Directions for this task:
State only how many lines below include the string "история".

Data:
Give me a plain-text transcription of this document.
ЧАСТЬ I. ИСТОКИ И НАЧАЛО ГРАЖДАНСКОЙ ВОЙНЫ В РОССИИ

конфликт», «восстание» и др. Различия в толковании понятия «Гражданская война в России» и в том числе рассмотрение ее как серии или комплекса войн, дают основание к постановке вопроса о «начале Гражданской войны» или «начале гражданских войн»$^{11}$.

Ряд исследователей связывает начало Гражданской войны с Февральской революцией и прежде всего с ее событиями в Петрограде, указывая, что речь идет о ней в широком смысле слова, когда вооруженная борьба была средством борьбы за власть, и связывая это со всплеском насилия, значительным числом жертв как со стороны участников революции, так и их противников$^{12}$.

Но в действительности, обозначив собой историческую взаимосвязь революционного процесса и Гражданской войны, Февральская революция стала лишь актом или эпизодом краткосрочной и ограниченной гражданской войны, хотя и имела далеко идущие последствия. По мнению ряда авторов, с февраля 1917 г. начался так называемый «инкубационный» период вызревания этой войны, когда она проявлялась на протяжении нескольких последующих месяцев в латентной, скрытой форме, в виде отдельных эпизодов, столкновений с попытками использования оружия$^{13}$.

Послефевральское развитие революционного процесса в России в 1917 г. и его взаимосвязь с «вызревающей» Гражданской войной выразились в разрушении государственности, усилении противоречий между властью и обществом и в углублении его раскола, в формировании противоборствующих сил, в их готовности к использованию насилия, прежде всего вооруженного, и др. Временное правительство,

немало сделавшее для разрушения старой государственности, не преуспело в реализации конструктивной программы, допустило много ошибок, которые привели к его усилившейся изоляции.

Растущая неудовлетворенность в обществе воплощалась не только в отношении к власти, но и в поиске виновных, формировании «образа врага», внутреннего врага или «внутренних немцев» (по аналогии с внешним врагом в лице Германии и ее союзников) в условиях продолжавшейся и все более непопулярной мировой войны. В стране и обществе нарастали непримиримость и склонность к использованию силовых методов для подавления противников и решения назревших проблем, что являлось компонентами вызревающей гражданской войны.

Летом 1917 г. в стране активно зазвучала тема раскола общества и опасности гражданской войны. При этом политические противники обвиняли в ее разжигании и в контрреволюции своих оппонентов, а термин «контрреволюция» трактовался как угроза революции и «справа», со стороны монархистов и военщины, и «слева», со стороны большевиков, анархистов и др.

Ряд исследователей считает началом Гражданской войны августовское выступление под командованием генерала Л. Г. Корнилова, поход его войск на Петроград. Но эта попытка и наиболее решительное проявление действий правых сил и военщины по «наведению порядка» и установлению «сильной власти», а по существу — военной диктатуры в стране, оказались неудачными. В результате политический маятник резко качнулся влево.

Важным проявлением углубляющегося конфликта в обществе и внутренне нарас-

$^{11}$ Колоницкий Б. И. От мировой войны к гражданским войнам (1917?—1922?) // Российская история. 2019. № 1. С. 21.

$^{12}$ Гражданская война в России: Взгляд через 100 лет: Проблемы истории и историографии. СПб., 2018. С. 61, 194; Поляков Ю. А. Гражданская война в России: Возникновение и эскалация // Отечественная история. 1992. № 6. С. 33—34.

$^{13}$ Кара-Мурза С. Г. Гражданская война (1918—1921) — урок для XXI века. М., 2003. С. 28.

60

Solution to the problem:
2